What needs to be done
Check every line in the records below for the word "puntos" and report how many have it, nothing more.

-- START --

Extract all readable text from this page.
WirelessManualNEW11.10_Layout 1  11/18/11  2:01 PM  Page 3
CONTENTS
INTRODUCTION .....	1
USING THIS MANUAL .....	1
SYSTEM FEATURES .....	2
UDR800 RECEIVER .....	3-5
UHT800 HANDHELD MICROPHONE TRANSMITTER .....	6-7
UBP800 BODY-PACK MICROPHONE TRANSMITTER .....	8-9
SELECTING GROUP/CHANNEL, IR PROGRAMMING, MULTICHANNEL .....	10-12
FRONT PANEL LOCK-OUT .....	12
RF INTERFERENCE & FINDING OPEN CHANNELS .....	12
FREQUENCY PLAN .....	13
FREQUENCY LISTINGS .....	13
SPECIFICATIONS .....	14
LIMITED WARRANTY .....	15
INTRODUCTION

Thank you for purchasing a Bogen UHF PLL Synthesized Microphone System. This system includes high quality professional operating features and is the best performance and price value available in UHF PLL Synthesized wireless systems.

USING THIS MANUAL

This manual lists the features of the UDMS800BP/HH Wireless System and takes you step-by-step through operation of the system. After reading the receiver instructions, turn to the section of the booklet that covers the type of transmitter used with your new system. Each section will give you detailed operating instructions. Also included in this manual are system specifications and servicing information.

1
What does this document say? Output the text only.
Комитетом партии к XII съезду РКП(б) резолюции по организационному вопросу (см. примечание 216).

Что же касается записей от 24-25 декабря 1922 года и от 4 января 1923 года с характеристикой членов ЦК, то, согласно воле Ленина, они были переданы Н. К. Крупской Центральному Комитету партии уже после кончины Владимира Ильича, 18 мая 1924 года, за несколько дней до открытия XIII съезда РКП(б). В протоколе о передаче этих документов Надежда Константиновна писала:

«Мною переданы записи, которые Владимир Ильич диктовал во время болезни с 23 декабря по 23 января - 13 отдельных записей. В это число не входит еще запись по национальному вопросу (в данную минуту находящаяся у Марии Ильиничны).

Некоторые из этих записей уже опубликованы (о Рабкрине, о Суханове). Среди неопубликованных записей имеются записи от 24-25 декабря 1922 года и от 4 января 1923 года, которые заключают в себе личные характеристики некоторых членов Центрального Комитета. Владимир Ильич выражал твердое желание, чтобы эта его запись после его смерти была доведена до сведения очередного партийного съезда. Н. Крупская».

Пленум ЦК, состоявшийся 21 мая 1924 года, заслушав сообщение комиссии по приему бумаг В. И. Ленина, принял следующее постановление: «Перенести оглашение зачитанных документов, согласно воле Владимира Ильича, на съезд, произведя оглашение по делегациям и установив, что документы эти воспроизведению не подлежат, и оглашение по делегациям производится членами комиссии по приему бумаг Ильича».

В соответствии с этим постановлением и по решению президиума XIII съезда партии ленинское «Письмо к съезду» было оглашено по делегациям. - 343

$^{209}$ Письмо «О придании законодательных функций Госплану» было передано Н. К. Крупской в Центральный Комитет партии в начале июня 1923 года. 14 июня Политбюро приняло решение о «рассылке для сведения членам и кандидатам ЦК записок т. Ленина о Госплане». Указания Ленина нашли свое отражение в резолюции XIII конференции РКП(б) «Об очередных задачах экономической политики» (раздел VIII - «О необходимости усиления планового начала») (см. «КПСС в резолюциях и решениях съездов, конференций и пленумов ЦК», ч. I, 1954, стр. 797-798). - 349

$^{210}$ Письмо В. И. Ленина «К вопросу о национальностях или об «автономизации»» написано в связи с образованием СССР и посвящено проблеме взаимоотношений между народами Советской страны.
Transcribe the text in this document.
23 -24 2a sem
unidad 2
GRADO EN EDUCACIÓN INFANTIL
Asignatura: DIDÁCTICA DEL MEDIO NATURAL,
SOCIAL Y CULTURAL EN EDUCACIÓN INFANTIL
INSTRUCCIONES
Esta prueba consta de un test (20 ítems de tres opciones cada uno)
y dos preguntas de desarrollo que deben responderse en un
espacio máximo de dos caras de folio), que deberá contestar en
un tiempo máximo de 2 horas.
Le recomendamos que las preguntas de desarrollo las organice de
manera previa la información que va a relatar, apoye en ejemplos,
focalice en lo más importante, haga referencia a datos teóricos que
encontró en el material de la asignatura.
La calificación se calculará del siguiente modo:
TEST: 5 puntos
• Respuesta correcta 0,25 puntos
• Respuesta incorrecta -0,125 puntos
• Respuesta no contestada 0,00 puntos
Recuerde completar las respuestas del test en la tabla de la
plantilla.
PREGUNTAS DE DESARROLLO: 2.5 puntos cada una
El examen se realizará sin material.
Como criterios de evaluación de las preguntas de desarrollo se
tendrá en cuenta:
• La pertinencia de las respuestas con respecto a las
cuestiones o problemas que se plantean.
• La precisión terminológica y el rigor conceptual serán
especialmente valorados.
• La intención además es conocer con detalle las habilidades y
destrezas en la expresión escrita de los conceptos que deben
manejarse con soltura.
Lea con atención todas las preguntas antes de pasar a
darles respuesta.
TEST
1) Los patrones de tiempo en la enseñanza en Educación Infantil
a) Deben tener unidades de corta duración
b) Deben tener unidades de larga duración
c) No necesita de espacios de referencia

-- END --

Right answer
5